§ **Given instruction**: Output the material beneath this task exactly, images excluded.

§ **Provided material**:

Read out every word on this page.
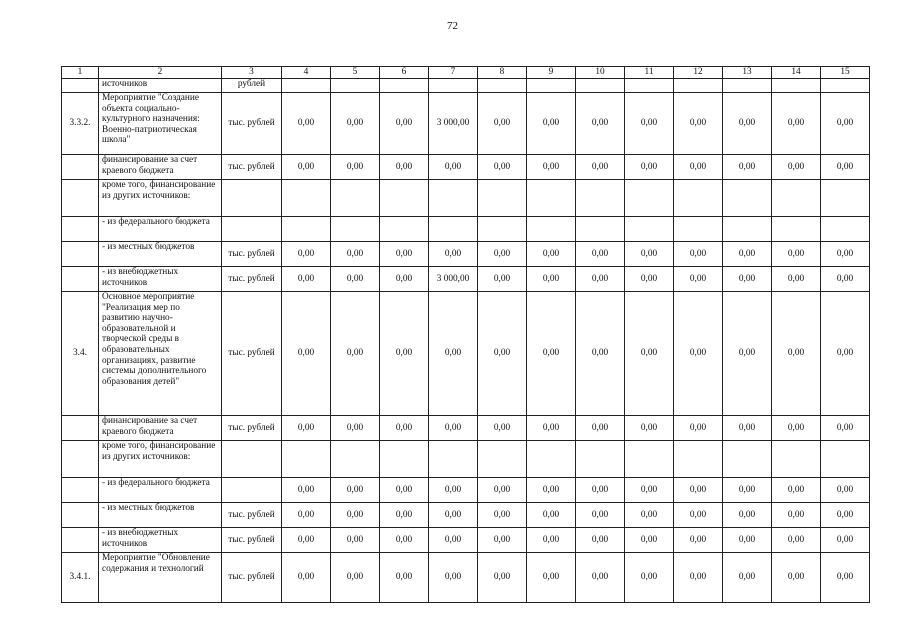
72
1	2	3	4	5	6	7	8	9	10	11	12	13	14	15
	источников	рублей												
3.3.2.	Мероприятие "Создание объекта социально-культурного назначения: Военно-патриотическая школа"	тыс. рублей	0,00	0,00	0,00	3 000,00	0,00	0,00	0,00	0,00	0,00	0,00	0,00	0,00
	финансирование за счет краевого бюджета	тыс. рублей	0,00	0,00	0,00	0,00	0,00	0,00	0,00	0,00	0,00	0,00	0,00	0,00
	кроме того, финансирование из других источников:													
	- из федерального бюджета													
	- из местных бюджетов	тыс. рублей	0,00	0,00	0,00	0,00	0,00	0,00	0,00	0,00	0,00	0,00	0,00	0,00
	- из внебюджетных источников	тыс. рублей	0,00	0,00	0,00	3 000,00	0,00	0,00	0,00	0,00	0,00	0,00	0,00	0,00
3.4.	Основное мероприятие "Реализация мер по развитию научно-образовательной и творческой среды в образовательных организациях, развитие системы дополнительного образования детей"	тыс. рублей	0,00	0,00	0,00	0,00	0,00	0,00	0,00	0,00	0,00	0,00	0,00	0,00
	финансирование за счет краевого бюджета	тыс. рублей	0,00	0,00	0,00	0,00	0,00	0,00	0,00	0,00	0,00	0,00	0,00	0,00
	кроме того, финансирование из других источников:													
	- из федерального бюджета		0,00	0,00	0,00	0,00	0,00	0,00	0,00	0,00	0,00	0,00	0,00	0,00
	- из местных бюджетов	тыс. рублей	0,00	0,00	0,00	0,00	0,00	0,00	0,00	0,00	0,00	0,00	0,00	0,00
	- из внебюджетных источников	тыс. рублей	0,00	0,00	0,00	0,00	0,00	0,00	0,00	0,00	0,00	0,00	0,00	0,00
3.4.1.	Мероприятие "Обновление содержания и технологий	тыс. рублей	0,00	0,00	0,00	0,00	0,00	0,00	0,00	0,00	0,00	0,00	0,00	0,00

§ **Solved problem**:
Read out every word on this page.
72
1	2	3	4	5	6	7	8	9	10	11	12	13	14	15
	источников	рублей												
3.3.2.	Мероприятие "Создание объекта социально-культурного назначения: Военно-патриотическая школа"	тыс. рублей	0,00	0,00	0,00	3 000,00	0,00	0,00	0,00	0,00	0,00	0,00	0,00	0,00
	финансирование за счет краевого бюджета	тыс. рублей	0,00	0,00	0,00	0,00	0,00	0,00	0,00	0,00	0,00	0,00	0,00	0,00
	кроме того, финансирование из других источников:													
	- из федерального бюджета													
	- из местных бюджетов	тыс. рублей	0,00	0,00	0,00	0,00	0,00	0,00	0,00	0,00	0,00	0,00	0,00	0,00
	- из внебюджетных источников	тыс. рублей	0,00	0,00	0,00	3 000,00	0,00	0,00	0,00	0,00	0,00	0,00	0,00	0,00
3.4.	Основное мероприятие "Реализация мер по развитию научно-образовательной и творческой среды в образовательных организациях, развитие системы дополнительного образования детей"	тыс. рублей	0,00	0,00	0,00	0,00	0,00	0,00	0,00	0,00	0,00	0,00	0,00	0,00
	финансирование за счет краевого бюджета	тыс. рублей	0,00	0,00	0,00	0,00	0,00	0,00	0,00	0,00	0,00	0,00	0,00	0,00
	кроме того, финансирование из других источников:													
	- из федерального бюджета		0,00	0,00	0,00	0,00	0,00	0,00	0,00	0,00	0,00	0,00	0,00	0,00
	- из местных бюджетов	тыс. рублей	0,00	0,00	0,00	0,00	0,00	0,00	0,00	0,00	0,00	0,00	0,00	0,00
	- из внебюджетных источников	тыс. рублей	0,00	0,00	0,00	0,00	0,00	0,00	0,00	0,00	0,00	0,00	0,00	0,00
3.4.1.	Мероприятие "Обновление содержания и технологий	тыс. рублей	0,00	0,00	0,00	0,00	0,00	0,00	0,00	0,00	0,00	0,00	0,00	0,00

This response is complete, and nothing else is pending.